- **AIM OF THE TASK**
From the listing below, pick out each line with the word "меня".

- **EXERCISE INPUT**
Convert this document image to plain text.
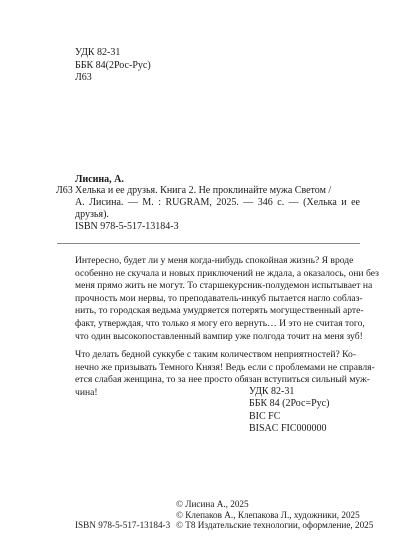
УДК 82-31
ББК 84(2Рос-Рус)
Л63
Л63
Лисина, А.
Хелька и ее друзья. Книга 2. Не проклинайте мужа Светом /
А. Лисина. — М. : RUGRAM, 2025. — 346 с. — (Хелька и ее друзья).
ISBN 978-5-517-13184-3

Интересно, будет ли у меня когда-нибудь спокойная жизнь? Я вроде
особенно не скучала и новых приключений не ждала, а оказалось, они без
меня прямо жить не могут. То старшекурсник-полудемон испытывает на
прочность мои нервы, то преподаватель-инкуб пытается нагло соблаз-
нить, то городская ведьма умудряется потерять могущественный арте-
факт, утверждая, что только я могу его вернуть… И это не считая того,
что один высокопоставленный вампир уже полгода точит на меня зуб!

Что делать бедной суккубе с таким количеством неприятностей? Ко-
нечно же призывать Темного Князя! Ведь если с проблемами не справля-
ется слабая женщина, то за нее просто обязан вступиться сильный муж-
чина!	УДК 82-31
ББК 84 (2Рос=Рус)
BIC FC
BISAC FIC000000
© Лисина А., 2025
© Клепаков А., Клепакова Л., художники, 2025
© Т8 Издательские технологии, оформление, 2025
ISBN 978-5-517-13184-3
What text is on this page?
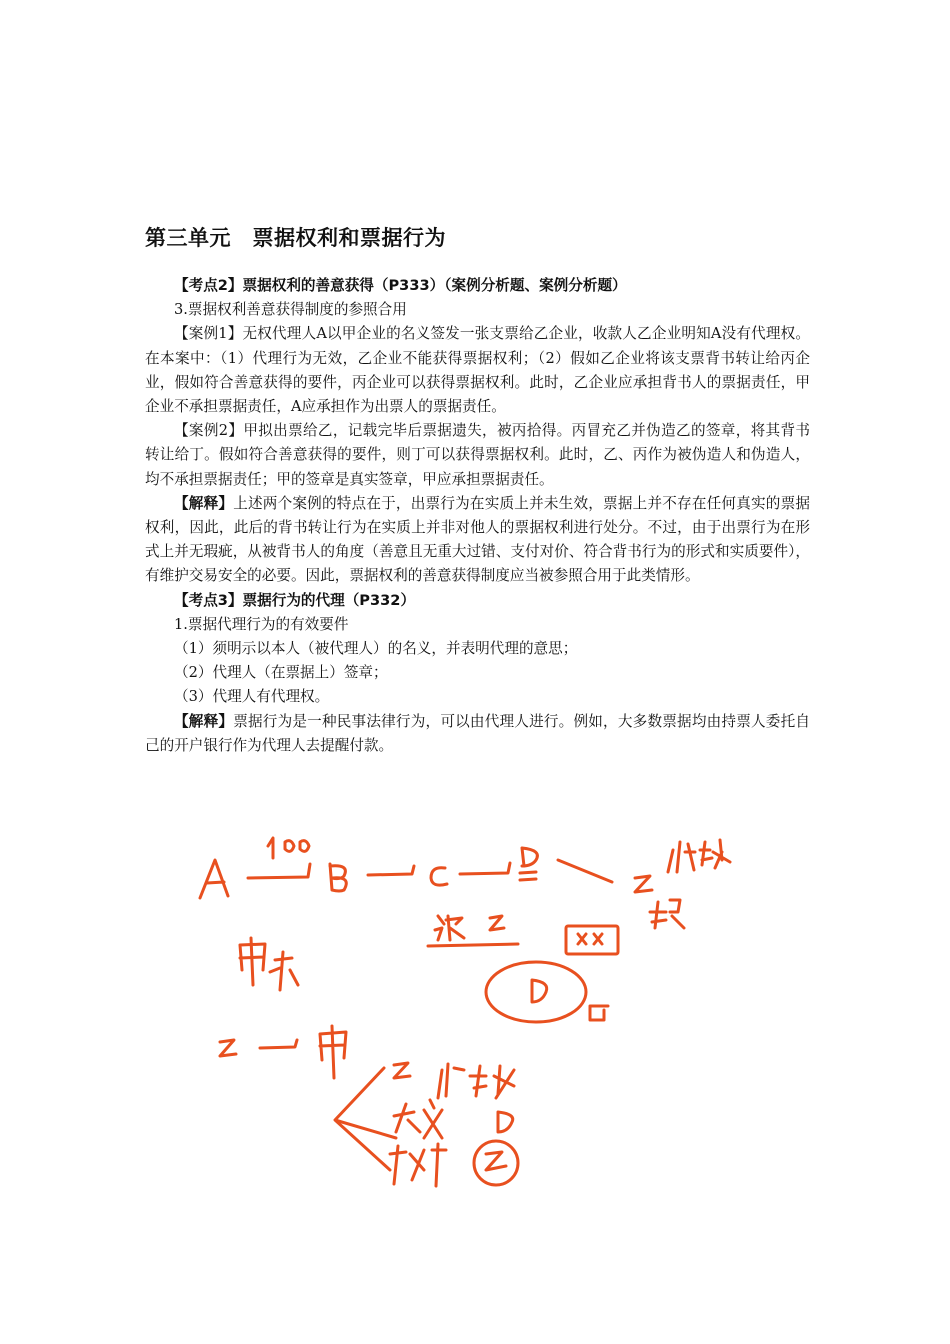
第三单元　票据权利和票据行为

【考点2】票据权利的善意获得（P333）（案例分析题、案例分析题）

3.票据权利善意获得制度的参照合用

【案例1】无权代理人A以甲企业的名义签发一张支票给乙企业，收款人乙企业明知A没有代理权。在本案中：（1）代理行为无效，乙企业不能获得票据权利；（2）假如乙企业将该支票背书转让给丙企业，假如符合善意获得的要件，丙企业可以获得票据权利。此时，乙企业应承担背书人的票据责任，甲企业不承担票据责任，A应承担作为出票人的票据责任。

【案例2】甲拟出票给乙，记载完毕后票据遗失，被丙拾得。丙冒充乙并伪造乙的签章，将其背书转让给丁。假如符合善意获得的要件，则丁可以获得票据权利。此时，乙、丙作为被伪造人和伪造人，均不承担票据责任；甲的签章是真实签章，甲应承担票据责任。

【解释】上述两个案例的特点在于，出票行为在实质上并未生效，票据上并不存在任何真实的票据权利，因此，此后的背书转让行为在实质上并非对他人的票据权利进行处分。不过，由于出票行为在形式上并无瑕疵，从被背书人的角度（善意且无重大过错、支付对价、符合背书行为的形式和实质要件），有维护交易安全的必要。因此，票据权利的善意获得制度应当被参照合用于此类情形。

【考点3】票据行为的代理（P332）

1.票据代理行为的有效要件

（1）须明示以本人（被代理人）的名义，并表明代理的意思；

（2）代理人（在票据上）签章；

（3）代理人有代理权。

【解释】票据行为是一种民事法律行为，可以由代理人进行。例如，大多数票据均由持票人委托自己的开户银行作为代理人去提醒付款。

* * *

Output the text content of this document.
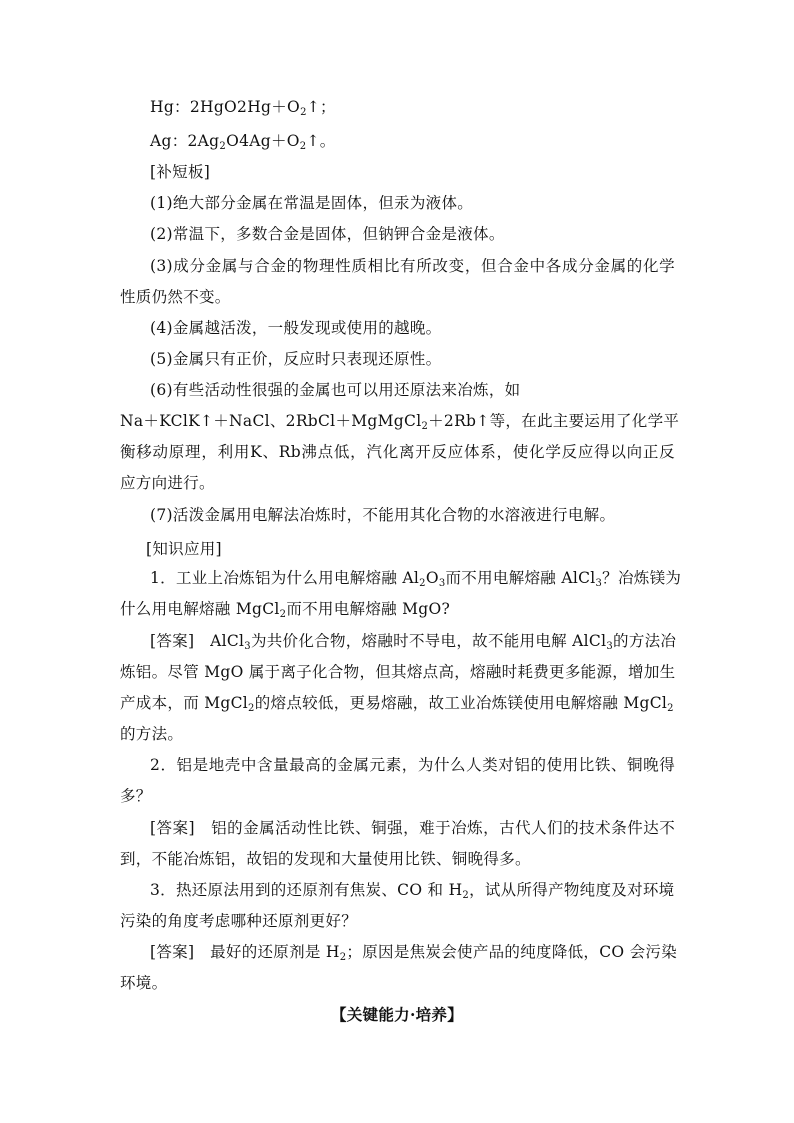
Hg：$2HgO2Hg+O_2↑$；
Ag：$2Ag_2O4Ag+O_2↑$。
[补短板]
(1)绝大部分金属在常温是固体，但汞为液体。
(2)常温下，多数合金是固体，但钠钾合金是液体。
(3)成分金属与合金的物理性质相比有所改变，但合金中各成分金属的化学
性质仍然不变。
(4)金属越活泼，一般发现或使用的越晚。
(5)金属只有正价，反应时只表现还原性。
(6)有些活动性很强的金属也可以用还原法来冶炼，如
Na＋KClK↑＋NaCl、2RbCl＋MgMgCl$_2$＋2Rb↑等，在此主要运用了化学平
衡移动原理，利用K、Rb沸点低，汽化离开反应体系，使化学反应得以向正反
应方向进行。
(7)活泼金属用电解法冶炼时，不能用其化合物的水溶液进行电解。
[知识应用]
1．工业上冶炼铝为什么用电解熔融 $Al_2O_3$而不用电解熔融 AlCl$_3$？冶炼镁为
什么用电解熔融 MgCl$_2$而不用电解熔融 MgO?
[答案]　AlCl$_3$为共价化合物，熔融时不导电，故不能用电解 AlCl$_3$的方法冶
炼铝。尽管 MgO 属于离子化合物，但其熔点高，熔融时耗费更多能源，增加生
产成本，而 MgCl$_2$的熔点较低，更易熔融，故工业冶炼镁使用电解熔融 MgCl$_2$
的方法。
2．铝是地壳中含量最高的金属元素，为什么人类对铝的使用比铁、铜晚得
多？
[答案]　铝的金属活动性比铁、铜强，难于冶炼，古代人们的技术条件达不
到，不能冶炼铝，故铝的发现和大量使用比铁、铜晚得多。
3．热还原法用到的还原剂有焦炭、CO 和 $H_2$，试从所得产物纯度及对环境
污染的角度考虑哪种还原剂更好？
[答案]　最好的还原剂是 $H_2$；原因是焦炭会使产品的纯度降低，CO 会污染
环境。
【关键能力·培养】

- **EXPECTED ANSWER**
Интересно, будет ли у меня когда-нибудь спокойная жизнь? Я вроде
меня прямо жить не могут. То старшекурсник-полудемон испытывает на
что один высокопоставленный вампир уже полгода точит на меня зуб!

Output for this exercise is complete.